What needs to be done:
Search the material for "text" and show all lines that contain it.

Input:
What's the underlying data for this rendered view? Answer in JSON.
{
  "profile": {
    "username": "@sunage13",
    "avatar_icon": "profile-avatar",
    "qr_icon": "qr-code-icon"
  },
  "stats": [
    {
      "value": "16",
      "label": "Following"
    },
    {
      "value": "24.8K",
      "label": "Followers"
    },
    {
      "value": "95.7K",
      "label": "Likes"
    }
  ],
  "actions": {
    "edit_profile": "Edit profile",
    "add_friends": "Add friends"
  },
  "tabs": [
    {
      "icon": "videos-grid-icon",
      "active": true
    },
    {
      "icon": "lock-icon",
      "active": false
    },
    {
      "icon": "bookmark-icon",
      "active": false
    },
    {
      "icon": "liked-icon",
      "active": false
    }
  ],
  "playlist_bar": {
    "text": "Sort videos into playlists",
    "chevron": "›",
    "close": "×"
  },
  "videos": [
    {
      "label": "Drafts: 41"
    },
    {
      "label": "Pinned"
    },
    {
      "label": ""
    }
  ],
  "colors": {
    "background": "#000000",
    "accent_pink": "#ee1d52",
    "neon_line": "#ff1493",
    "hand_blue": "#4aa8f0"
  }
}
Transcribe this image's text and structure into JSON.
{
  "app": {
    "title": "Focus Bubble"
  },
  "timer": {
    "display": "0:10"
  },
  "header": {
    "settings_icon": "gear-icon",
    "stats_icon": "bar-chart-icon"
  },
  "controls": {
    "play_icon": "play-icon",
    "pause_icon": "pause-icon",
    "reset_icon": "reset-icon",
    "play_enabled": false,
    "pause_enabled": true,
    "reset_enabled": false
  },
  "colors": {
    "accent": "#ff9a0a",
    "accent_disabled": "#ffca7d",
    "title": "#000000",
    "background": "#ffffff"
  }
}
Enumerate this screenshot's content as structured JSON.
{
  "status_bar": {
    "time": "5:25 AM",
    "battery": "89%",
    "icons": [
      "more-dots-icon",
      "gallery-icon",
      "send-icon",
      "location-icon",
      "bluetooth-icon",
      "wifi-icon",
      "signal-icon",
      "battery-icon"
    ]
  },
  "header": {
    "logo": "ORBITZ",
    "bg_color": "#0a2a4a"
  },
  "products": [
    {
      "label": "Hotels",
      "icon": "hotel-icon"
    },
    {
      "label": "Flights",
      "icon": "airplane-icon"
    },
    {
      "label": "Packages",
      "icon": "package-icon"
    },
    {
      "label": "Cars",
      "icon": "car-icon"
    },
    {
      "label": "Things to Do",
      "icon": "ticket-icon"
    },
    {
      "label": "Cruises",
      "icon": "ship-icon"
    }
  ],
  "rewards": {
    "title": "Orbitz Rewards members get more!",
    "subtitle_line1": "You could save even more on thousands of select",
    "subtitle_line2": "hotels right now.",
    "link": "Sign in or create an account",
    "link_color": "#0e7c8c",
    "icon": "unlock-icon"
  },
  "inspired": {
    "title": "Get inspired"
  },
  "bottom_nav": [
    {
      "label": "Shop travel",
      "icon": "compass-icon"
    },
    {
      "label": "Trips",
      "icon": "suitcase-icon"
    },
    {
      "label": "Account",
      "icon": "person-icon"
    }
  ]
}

Answer in full:
    "text": "Sort videos into playlists",
Transcribe this image's text and structure into JSON.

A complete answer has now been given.